[START RECORDS SUPPLIED]

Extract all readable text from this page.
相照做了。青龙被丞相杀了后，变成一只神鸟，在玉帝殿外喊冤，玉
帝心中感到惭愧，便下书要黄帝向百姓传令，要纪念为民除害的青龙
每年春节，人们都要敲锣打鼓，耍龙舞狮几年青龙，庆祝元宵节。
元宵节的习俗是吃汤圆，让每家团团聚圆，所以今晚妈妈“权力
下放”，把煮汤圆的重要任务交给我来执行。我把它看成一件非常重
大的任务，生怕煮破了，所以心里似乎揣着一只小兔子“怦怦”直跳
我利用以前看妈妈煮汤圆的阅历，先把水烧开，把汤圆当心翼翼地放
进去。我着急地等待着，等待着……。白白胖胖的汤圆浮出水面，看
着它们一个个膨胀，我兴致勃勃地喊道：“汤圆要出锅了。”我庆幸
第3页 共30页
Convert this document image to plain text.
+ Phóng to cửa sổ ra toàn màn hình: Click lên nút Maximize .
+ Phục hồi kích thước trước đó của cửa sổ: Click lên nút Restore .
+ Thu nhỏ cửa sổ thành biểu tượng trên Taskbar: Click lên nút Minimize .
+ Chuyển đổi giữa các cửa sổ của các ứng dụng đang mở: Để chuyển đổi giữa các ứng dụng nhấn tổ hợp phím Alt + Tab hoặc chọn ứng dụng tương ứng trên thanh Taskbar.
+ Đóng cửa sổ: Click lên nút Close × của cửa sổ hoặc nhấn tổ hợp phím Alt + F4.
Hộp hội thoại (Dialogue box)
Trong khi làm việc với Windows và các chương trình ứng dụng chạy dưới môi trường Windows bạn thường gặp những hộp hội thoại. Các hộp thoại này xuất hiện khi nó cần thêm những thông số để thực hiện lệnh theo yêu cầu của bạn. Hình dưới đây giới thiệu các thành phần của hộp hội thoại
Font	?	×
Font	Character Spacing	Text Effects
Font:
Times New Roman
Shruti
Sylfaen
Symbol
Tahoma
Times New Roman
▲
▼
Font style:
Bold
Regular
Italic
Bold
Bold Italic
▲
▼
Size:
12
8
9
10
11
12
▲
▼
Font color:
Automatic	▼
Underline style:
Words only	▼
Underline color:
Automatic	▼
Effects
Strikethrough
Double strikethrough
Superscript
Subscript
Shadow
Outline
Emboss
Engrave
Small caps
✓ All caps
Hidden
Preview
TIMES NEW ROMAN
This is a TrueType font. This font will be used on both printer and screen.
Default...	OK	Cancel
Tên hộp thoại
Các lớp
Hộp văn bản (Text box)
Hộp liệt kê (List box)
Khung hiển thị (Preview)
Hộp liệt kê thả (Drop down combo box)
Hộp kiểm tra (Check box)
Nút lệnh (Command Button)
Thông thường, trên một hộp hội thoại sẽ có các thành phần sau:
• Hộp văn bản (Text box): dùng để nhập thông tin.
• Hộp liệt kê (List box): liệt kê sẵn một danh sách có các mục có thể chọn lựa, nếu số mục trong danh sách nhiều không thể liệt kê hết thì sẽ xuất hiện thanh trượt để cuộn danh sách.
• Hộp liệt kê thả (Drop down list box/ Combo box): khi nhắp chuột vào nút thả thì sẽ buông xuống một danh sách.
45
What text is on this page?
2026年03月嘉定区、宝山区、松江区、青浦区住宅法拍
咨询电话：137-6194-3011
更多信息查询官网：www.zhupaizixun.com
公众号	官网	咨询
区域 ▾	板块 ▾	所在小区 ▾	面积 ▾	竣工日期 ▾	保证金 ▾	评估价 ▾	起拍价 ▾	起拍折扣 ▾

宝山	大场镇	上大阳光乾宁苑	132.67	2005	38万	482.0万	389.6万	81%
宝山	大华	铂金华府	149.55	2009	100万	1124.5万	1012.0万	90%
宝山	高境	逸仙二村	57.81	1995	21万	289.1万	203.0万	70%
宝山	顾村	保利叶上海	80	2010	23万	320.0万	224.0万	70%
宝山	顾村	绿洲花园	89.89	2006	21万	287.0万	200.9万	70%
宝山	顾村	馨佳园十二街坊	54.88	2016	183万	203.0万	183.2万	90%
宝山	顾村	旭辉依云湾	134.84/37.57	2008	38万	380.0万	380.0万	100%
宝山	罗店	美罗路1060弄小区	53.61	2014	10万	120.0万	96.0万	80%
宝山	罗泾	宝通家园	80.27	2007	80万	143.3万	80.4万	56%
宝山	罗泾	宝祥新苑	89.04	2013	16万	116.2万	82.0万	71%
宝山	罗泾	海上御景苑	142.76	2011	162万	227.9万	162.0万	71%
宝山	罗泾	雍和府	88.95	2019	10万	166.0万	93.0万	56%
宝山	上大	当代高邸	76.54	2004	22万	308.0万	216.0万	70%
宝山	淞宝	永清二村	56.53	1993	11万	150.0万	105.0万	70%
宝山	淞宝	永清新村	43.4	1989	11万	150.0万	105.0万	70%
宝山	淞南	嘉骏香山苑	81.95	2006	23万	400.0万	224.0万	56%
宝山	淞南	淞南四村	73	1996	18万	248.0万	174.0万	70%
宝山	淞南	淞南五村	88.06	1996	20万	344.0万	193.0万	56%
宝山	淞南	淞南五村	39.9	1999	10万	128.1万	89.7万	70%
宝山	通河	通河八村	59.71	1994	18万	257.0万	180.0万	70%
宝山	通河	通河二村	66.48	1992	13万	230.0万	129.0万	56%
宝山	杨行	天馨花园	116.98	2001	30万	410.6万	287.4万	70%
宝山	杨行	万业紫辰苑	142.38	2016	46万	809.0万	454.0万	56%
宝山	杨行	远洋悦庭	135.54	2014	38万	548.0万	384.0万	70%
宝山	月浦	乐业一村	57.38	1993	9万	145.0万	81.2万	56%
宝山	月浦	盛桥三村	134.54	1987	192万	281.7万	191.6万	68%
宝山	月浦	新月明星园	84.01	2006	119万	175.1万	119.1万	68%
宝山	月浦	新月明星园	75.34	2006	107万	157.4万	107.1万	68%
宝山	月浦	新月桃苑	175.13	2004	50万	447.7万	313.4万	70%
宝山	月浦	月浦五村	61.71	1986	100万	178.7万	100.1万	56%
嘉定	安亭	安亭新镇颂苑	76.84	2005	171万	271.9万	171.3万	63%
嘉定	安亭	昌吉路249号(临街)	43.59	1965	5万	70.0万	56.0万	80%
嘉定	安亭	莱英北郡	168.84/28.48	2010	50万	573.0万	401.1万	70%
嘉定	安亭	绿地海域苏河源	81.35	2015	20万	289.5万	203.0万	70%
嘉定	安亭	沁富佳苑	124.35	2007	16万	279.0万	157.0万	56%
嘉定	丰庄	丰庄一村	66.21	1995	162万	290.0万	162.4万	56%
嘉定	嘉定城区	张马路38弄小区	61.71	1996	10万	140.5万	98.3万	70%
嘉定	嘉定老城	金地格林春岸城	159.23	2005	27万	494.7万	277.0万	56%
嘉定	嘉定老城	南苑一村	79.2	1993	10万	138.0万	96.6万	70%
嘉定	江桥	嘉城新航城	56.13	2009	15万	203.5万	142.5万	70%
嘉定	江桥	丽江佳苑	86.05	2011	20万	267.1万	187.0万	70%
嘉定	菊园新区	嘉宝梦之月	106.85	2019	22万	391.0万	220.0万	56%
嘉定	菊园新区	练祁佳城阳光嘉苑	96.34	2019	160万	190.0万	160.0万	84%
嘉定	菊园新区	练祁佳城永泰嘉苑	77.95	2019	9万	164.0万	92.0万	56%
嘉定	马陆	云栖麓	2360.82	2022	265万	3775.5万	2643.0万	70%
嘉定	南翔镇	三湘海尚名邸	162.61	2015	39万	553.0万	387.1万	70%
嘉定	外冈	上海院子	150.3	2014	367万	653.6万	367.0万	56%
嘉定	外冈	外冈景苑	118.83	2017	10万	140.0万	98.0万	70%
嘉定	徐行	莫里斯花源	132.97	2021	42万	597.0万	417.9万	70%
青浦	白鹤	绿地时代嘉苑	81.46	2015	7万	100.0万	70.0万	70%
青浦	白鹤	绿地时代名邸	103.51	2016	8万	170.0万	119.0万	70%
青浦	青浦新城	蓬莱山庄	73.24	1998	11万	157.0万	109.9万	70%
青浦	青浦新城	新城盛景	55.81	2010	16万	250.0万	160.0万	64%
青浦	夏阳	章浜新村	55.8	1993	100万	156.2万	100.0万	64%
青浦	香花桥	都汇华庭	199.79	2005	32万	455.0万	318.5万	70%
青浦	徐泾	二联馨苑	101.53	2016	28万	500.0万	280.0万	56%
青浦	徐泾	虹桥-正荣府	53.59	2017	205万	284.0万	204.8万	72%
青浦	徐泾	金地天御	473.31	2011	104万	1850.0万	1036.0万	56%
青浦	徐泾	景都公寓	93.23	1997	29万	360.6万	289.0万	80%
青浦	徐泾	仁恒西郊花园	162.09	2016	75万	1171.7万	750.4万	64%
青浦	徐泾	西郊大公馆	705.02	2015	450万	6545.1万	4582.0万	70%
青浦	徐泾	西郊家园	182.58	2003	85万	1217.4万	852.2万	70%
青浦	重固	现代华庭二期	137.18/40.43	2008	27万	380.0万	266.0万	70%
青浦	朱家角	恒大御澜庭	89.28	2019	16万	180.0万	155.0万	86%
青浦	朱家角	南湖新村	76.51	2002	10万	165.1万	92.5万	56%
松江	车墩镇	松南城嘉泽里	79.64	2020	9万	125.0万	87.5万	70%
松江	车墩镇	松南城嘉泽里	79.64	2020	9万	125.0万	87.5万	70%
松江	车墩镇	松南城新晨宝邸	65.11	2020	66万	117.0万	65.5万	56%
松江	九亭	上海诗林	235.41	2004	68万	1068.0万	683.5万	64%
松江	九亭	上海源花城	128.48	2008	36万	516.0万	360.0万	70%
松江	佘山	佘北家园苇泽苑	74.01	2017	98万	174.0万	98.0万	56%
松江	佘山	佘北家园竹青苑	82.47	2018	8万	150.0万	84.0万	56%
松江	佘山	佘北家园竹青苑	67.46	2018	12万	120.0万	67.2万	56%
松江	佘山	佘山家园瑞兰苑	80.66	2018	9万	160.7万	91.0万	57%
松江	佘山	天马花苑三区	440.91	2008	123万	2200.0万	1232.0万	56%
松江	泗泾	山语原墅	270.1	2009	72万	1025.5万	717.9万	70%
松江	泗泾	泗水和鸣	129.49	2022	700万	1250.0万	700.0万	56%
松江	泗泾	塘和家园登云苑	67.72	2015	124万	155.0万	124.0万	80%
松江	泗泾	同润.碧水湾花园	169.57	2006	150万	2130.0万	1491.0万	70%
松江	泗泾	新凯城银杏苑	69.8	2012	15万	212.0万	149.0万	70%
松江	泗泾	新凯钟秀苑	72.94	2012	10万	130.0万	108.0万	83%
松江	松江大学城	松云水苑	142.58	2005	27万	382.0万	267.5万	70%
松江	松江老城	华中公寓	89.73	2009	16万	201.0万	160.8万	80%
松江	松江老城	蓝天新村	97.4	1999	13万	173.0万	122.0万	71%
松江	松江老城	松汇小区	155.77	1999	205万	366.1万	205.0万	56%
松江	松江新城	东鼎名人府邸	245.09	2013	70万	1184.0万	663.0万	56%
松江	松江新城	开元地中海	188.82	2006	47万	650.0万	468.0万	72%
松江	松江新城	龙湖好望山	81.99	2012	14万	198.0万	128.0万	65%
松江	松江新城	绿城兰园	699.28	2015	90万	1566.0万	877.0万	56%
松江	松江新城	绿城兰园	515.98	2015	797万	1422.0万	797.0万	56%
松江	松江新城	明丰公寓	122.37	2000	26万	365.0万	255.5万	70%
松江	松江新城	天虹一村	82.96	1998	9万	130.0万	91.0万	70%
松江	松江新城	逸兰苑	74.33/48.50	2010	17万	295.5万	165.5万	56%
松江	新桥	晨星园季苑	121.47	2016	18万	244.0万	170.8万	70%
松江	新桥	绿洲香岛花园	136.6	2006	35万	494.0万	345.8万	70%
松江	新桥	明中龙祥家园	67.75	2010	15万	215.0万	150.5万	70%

[END RECORDS SUPPLIED]

* [WORK INSTRUCTIONS]: Go through the records and show every line with the string "phím" in it.

* [PROBLEM SOLUTION]:
+ Chuyển đổi giữa các cửa sổ của các ứng dụng đang mở: Để chuyển đổi giữa các ứng dụng nhấn tổ hợp phím Alt + Tab hoặc chọn ứng dụng tương ứng trên thanh Taskbar.
+ Đóng cửa sổ: Click lên nút Close × của cửa sổ hoặc nhấn tổ hợp phím Alt + F4.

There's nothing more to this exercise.